▶ [WHAT YOU HAVE TO DO] Restate the listing below word for word, omitting any images.

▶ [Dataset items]
■ ■ ■ ■

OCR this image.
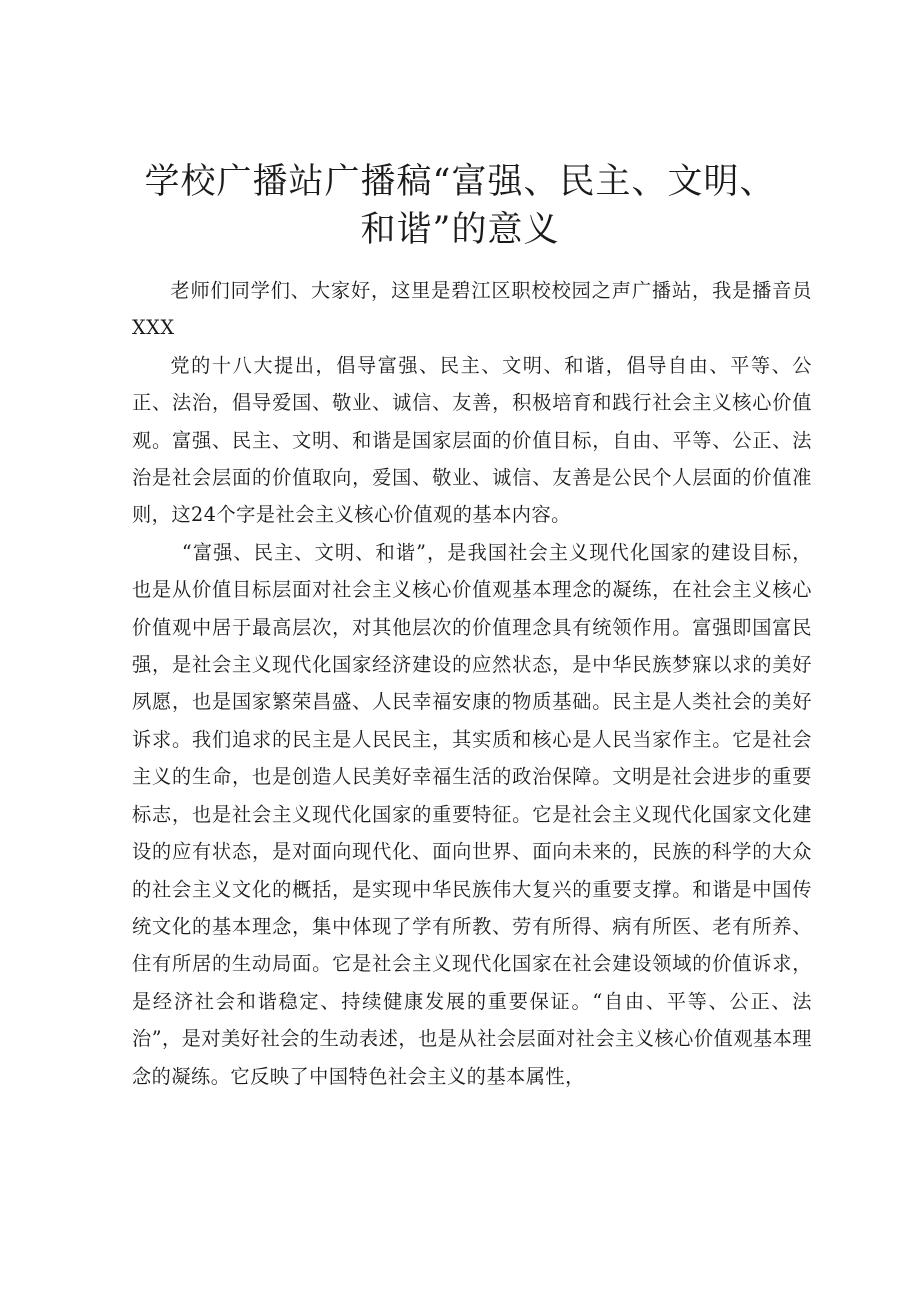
学校广播站广播稿“富强、民主、文明、
和谐”的意义

老师们同学们、大家好，这里是碧江区职校校园之声广播站，我是播音员XXX

党的十八大提出，倡导富强、民主、文明、和谐，倡导自由、平等、公正、法治，倡导爱国、敬业、诚信、友善，积极培育和践行社会主义核心价值观。富强、民主、文明、和谐是国家层面的价值目标，自由、平等、公正、法治是社会层面的价值取向，爱国、敬业、诚信、友善是公民个人层面的价值准则，这24个字是社会主义核心价值观的基本内容。

“富强、民主、文明、和谐”，是我国社会主义现代化国家的建设目标，也是从价值目标层面对社会主义核心价值观基本理念的凝练，在社会主义核心价值观中居于最高层次，对其他层次的价值理念具有统领作用。富强即国富民强，是社会主义现代化国家经济建设的应然状态，是中华民族梦寐以求的美好夙愿，也是国家繁荣昌盛、人民幸福安康的物质基础。民主是人类社会的美好诉求。我们追求的民主是人民民主，其实质和核心是人民当家作主。它是社会主义的生命，也是创造人民美好幸福生活的政治保障。文明是社会进步的重要标志，也是社会主义现代化国家的重要特征。它是社会主义现代化国家文化建设的应有状态，是对面向现代化、面向世界、面向未来的，民族的科学的大众的社会主义文化的概括，是实现中华民族伟大复兴的重要支撑。和谐是中国传统文化的基本理念，集中体现了学有所教、劳有所得、病有所医、老有所养、住有所居的生动局面。它是社会主义现代化国家在社会建设领域的价值诉求，是经济社会和谐稳定、持续健康发展的重要保证。“自由、平等、公正、法治”，是对美好社会的生动表述，也是从社会层面对社会主义核心价值观基本理念的凝练。它反映了中国特色社会主义的基本属性，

■ ■ ■ ■

▶ [ANSWER]
OCR this image.
学校广播站广播稿“富强、民主、文明、
和谐”的意义

老师们同学们、大家好，这里是碧江区职校校园之声广播站，我是播音员XXX

党的十八大提出，倡导富强、民主、文明、和谐，倡导自由、平等、公正、法治，倡导爱国、敬业、诚信、友善，积极培育和践行社会主义核心价值观。富强、民主、文明、和谐是国家层面的价值目标，自由、平等、公正、法治是社会层面的价值取向，爱国、敬业、诚信、友善是公民个人层面的价值准则，这24个字是社会主义核心价值观的基本内容。

“富强、民主、文明、和谐”，是我国社会主义现代化国家的建设目标，也是从价值目标层面对社会主义核心价值观基本理念的凝练，在社会主义核心价值观中居于最高层次，对其他层次的价值理念具有统领作用。富强即国富民强，是社会主义现代化国家经济建设的应然状态，是中华民族梦寐以求的美好夙愿，也是国家繁荣昌盛、人民幸福安康的物质基础。民主是人类社会的美好诉求。我们追求的民主是人民民主，其实质和核心是人民当家作主。它是社会主义的生命，也是创造人民美好幸福生活的政治保障。文明是社会进步的重要标志，也是社会主义现代化国家的重要特征。它是社会主义现代化国家文化建设的应有状态，是对面向现代化、面向世界、面向未来的，民族的科学的大众的社会主义文化的概括，是实现中华民族伟大复兴的重要支撑。和谐是中国传统文化的基本理念，集中体现了学有所教、劳有所得、病有所医、老有所养、住有所居的生动局面。它是社会主义现代化国家在社会建设领域的价值诉求，是经济社会和谐稳定、持续健康发展的重要保证。“自由、平等、公正、法治”，是对美好社会的生动表述，也是从社会层面对社会主义核心价值观基本理念的凝练。它反映了中国特色社会主义的基本属性，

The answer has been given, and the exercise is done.